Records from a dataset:
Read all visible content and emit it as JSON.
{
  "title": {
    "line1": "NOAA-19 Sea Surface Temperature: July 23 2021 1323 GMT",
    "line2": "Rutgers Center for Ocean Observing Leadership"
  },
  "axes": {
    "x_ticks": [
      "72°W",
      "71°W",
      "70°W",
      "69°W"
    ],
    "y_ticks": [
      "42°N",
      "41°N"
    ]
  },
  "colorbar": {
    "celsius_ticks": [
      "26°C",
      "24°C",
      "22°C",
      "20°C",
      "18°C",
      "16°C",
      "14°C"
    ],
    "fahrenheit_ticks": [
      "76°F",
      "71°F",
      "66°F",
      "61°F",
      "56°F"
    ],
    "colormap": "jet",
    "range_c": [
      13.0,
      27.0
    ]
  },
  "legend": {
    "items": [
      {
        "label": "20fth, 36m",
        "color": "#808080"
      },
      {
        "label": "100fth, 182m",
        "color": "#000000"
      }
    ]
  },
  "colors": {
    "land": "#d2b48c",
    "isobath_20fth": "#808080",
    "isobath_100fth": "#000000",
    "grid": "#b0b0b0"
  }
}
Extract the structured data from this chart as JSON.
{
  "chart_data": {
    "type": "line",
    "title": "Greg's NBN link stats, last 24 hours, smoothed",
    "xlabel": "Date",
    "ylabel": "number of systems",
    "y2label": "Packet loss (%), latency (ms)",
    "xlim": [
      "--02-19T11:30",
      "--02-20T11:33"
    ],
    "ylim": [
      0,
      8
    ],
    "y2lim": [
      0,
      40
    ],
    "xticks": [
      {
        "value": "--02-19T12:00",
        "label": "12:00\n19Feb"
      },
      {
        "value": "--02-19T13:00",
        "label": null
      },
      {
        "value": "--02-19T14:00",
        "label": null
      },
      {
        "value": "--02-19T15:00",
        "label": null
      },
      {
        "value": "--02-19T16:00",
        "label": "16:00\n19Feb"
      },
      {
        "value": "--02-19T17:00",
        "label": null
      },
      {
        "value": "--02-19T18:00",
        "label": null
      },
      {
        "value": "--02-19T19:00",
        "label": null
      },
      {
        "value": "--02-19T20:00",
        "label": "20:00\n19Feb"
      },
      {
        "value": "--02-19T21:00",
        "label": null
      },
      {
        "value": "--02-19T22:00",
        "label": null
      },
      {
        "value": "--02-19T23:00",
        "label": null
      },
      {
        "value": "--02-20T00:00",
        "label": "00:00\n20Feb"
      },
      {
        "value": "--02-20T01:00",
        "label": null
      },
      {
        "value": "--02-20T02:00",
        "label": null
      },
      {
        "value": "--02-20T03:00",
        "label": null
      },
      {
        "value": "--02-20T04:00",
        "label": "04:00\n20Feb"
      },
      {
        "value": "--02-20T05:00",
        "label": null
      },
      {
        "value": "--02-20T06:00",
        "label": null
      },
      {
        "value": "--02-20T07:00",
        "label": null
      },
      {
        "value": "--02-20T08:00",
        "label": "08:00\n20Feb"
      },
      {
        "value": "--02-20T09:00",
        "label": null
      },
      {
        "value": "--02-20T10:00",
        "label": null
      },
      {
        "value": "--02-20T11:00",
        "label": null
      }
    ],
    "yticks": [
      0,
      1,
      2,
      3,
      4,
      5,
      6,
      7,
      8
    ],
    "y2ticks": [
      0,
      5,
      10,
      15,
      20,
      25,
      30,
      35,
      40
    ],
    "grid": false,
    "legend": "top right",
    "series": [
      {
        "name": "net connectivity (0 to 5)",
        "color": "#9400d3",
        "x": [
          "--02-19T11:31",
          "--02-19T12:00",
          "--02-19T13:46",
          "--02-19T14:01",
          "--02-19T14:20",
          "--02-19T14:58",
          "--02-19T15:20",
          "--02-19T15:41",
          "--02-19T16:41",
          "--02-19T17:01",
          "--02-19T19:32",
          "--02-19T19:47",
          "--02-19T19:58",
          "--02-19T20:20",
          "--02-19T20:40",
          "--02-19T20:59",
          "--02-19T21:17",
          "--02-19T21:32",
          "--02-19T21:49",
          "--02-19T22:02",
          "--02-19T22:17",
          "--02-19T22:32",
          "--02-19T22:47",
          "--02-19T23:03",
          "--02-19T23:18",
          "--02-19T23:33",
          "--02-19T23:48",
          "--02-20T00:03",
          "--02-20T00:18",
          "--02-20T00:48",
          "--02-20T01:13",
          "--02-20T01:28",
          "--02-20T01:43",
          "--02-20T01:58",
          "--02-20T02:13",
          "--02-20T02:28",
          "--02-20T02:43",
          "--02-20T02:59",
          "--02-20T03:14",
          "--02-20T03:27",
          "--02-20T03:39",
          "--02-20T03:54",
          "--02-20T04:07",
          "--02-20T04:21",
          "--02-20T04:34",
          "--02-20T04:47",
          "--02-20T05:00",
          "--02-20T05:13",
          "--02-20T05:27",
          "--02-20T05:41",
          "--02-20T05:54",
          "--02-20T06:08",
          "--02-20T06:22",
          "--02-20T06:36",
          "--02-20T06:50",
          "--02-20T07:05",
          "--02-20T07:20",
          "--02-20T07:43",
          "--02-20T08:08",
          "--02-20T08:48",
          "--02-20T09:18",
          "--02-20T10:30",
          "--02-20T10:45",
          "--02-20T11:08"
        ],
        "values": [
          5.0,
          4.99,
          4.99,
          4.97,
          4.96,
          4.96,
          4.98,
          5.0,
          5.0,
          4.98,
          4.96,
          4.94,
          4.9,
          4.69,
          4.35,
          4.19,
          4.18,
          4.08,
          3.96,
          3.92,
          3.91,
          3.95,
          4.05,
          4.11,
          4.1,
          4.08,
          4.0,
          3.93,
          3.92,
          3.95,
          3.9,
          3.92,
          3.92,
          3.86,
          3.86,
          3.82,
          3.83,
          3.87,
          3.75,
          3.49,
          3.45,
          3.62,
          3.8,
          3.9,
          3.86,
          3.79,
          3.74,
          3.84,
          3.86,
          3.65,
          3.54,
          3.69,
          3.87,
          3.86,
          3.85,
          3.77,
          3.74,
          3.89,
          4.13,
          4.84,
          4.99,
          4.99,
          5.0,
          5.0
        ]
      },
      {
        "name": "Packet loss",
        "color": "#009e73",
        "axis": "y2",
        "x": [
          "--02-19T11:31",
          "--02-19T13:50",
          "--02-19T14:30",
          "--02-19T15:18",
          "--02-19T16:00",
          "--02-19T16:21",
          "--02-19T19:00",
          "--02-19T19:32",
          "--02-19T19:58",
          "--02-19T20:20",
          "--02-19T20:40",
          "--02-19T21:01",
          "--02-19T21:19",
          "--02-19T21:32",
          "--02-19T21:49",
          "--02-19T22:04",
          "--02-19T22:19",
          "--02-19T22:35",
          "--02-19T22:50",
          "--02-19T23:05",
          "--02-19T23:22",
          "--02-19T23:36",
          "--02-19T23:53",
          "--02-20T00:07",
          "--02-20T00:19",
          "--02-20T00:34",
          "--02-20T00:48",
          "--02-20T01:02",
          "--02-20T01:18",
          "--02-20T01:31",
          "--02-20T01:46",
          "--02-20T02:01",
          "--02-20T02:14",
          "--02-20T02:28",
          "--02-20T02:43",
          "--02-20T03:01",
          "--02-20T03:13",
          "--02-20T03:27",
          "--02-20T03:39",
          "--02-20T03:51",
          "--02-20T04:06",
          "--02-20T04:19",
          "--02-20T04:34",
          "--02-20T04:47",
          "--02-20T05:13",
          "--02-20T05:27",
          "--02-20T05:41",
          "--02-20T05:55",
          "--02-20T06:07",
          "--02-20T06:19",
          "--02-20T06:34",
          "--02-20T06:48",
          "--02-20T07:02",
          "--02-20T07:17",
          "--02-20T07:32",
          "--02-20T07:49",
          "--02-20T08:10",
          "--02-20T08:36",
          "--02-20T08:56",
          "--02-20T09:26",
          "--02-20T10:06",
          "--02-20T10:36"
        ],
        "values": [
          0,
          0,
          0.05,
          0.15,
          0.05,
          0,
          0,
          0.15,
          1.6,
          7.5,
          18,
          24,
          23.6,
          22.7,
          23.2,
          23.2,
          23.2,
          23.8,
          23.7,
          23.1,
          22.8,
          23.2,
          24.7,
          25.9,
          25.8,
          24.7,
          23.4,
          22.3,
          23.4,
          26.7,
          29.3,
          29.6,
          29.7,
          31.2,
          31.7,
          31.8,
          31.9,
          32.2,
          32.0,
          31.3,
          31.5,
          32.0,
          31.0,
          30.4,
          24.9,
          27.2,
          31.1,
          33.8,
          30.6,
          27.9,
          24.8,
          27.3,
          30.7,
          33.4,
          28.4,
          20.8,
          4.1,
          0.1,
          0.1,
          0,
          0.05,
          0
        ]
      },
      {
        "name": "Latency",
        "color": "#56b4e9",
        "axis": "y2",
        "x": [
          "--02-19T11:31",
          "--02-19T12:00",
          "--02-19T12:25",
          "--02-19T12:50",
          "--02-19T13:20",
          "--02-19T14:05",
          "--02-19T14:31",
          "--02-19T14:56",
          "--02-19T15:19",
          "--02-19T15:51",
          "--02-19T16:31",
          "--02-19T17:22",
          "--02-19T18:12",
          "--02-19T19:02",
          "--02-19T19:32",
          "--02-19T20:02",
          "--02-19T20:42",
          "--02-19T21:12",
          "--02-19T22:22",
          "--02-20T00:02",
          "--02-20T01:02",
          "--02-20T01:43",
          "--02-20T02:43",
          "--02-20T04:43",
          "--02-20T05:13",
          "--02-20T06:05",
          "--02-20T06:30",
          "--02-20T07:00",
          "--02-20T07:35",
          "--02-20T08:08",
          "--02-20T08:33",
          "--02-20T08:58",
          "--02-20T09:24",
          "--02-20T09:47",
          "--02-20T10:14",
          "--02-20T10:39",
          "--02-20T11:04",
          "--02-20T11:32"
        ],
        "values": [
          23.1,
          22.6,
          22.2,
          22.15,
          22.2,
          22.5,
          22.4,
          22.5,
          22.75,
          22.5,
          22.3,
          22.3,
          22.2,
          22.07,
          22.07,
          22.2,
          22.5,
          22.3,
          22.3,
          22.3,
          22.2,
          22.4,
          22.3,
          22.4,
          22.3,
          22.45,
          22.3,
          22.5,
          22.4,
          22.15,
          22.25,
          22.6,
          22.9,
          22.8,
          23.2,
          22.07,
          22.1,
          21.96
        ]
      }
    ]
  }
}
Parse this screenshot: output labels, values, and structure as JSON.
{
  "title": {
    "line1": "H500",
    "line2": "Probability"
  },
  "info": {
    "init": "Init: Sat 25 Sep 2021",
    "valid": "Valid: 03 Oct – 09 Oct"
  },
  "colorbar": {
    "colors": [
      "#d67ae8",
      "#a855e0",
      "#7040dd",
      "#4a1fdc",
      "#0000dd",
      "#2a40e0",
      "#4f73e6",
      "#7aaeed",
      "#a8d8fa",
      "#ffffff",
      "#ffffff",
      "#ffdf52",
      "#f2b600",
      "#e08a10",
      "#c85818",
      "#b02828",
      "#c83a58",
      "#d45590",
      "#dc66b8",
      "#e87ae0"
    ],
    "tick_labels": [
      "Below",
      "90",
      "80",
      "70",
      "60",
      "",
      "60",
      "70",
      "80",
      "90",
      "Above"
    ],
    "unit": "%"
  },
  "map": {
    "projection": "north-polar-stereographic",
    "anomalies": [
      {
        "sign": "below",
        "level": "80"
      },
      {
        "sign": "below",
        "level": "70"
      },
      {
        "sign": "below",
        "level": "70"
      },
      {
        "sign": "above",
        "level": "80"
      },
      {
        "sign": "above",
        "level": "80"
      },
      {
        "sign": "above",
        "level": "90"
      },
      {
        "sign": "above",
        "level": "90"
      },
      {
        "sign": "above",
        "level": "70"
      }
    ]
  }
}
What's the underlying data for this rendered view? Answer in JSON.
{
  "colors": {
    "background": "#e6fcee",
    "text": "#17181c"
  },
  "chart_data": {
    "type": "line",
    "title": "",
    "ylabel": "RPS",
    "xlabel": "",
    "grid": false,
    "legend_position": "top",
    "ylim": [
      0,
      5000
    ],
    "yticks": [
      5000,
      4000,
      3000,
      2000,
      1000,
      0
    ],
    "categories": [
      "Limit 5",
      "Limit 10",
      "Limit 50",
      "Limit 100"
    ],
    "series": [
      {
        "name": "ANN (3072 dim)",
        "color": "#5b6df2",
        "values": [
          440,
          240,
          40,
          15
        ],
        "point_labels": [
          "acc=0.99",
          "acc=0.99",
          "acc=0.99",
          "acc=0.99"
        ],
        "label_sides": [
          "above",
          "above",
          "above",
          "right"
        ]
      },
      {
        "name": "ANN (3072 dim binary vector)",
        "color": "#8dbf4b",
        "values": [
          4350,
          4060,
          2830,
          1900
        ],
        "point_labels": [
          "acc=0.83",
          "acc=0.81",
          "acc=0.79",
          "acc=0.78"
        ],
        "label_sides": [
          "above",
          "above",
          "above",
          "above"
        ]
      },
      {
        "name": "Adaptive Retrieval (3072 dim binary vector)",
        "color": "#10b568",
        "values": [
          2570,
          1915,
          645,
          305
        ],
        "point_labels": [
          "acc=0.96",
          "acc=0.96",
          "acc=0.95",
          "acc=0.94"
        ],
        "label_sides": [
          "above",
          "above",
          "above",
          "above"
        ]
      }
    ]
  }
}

Aim.
Scan the lines above for "ylabel", then copy every one that has it.

Reply to the task.
    "ylabel": "number of systems",
    "ylabel": "RPS",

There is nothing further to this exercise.